Data items
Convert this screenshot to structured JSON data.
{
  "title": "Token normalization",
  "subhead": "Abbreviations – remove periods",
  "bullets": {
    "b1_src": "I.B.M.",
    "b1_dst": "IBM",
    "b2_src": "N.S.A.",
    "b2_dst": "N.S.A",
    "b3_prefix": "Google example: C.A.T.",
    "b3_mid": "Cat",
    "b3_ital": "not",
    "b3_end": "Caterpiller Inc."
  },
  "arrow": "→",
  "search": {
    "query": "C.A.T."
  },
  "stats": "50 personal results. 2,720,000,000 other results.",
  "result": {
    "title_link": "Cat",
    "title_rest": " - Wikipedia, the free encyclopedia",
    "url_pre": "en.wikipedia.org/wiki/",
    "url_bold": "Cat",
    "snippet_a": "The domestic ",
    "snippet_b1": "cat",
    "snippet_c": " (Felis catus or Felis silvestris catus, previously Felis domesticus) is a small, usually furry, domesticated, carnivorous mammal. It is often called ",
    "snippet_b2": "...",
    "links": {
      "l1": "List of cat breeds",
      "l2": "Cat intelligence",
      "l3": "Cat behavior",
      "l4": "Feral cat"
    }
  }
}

**Problem description:**
Give the entries once more, exactly as they appear.

**Finished task:**
Convert this screenshot to structured JSON data.
{
  "title": "Token normalization",
  "subhead": "Abbreviations – remove periods",
  "bullets": {
    "b1_src": "I.B.M.",
    "b1_dst": "IBM",
    "b2_src": "N.S.A.",
    "b2_dst": "N.S.A",
    "b3_prefix": "Google example: C.A.T.",
    "b3_mid": "Cat",
    "b3_ital": "not",
    "b3_end": "Caterpiller Inc."
  },
  "arrow": "→",
  "search": {
    "query": "C.A.T."
  },
  "stats": "50 personal results. 2,720,000,000 other results.",
  "result": {
    "title_link": "Cat",
    "title_rest": " - Wikipedia, the free encyclopedia",
    "url_pre": "en.wikipedia.org/wiki/",
    "url_bold": "Cat",
    "snippet_a": "The domestic ",
    "snippet_b1": "cat",
    "snippet_c": " (Felis catus or Felis silvestris catus, previously Felis domesticus) is a small, usually furry, domesticated, carnivorous mammal. It is often called ",
    "snippet_b2": "...",
    "links": {
      "l1": "List of cat breeds",
      "l2": "Cat intelligence",
      "l3": "Cat behavior",
      "l4": "Feral cat"
    }
  }
}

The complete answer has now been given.